◆ Task brief ◆
Read the data and repeat all of it exactly.

== Dataset records

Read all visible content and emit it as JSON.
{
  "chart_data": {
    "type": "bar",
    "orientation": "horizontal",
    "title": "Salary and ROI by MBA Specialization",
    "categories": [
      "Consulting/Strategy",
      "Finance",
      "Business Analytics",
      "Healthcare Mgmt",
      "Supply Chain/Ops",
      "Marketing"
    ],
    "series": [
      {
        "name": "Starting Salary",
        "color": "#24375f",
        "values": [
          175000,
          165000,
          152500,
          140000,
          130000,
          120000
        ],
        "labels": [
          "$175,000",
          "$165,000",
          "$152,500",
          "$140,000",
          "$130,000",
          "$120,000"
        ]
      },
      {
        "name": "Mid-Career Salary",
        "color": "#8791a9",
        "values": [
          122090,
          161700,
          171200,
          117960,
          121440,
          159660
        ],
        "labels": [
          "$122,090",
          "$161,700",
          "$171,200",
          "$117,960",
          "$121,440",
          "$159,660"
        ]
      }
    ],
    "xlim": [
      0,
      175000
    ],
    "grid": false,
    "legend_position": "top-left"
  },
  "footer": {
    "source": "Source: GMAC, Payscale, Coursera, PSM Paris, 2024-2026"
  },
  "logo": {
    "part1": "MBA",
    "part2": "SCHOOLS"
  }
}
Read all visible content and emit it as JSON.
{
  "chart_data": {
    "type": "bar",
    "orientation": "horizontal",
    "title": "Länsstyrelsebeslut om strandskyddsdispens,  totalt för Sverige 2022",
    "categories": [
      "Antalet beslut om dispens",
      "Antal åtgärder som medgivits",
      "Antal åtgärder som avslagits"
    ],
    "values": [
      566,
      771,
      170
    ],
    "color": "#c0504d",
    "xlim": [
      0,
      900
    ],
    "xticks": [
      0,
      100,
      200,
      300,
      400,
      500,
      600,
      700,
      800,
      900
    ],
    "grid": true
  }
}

====

◆ Answer to this task ◆
Read all visible content and emit it as JSON.
{
  "chart_data": {
    "type": "bar",
    "orientation": "horizontal",
    "title": "Salary and ROI by MBA Specialization",
    "categories": [
      "Consulting/Strategy",
      "Finance",
      "Business Analytics",
      "Healthcare Mgmt",
      "Supply Chain/Ops",
      "Marketing"
    ],
    "series": [
      {
        "name": "Starting Salary",
        "color": "#24375f",
        "values": [
          175000,
          165000,
          152500,
          140000,
          130000,
          120000
        ],
        "labels": [
          "$175,000",
          "$165,000",
          "$152,500",
          "$140,000",
          "$130,000",
          "$120,000"
        ]
      },
      {
        "name": "Mid-Career Salary",
        "color": "#8791a9",
        "values": [
          122090,
          161700,
          171200,
          117960,
          121440,
          159660
        ],
        "labels": [
          "$122,090",
          "$161,700",
          "$171,200",
          "$117,960",
          "$121,440",
          "$159,660"
        ]
      }
    ],
    "xlim": [
      0,
      175000
    ],
    "grid": false,
    "legend_position": "top-left"
  },
  "footer": {
    "source": "Source: GMAC, Payscale, Coursera, PSM Paris, 2024-2026"
  },
  "logo": {
    "part1": "MBA",
    "part2": "SCHOOLS"
  }
}
Read all visible content and emit it as JSON.
{
  "chart_data": {
    "type": "bar",
    "orientation": "horizontal",
    "title": "Länsstyrelsebeslut om strandskyddsdispens,  totalt för Sverige 2022",
    "categories": [
      "Antalet beslut om dispens",
      "Antal åtgärder som medgivits",
      "Antal åtgärder som avslagits"
    ],
    "values": [
      566,
      771,
      170
    ],
    "color": "#c0504d",
    "xlim": [
      0,
      900
    ],
    "xticks": [
      0,
      100,
      200,
      300,
      400,
      500,
      600,
      700,
      800,
      900
    ],
    "grid": true
  }
}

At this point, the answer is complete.